Copy out every record below with complete accuracy.

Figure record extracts
****************

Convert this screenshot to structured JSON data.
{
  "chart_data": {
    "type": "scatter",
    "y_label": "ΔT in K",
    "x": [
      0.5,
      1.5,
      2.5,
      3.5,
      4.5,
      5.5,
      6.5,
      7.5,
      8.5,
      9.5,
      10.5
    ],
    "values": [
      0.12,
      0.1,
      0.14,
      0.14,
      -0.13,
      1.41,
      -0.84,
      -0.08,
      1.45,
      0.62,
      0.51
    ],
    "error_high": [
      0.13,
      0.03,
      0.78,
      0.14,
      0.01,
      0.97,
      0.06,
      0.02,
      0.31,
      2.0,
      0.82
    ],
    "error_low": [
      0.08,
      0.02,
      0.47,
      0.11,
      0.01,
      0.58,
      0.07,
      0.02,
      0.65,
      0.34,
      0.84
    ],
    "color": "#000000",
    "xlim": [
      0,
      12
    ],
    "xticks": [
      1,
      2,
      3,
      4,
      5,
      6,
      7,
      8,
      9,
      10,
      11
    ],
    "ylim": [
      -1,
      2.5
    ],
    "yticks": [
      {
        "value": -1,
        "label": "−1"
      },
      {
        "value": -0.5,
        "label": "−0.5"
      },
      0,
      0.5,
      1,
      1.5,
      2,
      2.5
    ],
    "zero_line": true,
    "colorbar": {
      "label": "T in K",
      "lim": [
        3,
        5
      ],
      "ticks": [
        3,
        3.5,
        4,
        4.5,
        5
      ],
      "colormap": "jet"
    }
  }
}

****************

- **Exercise answer**
Convert this screenshot to structured JSON data.
{
  "chart_data": {
    "type": "scatter",
    "y_label": "ΔT in K",
    "x": [
      0.5,
      1.5,
      2.5,
      3.5,
      4.5,
      5.5,
      6.5,
      7.5,
      8.5,
      9.5,
      10.5
    ],
    "values": [
      0.12,
      0.1,
      0.14,
      0.14,
      -0.13,
      1.41,
      -0.84,
      -0.08,
      1.45,
      0.62,
      0.51
    ],
    "error_high": [
      0.13,
      0.03,
      0.78,
      0.14,
      0.01,
      0.97,
      0.06,
      0.02,
      0.31,
      2.0,
      0.82
    ],
    "error_low": [
      0.08,
      0.02,
      0.47,
      0.11,
      0.01,
      0.58,
      0.07,
      0.02,
      0.65,
      0.34,
      0.84
    ],
    "color": "#000000",
    "xlim": [
      0,
      12
    ],
    "xticks": [
      1,
      2,
      3,
      4,
      5,
      6,
      7,
      8,
      9,
      10,
      11
    ],
    "ylim": [
      -1,
      2.5
    ],
    "yticks": [
      {
        "value": -1,
        "label": "−1"
      },
      {
        "value": -0.5,
        "label": "−0.5"
      },
      0,
      0.5,
      1,
      1.5,
      2,
      2.5
    ],
    "zero_line": true,
    "colorbar": {
      "label": "T in K",
      "lim": [
        3,
        5
      ],
      "ticks": [
        3,
        3.5,
        4,
        4.5,
        5
      ],
      "colormap": "jet"
    }
  }
}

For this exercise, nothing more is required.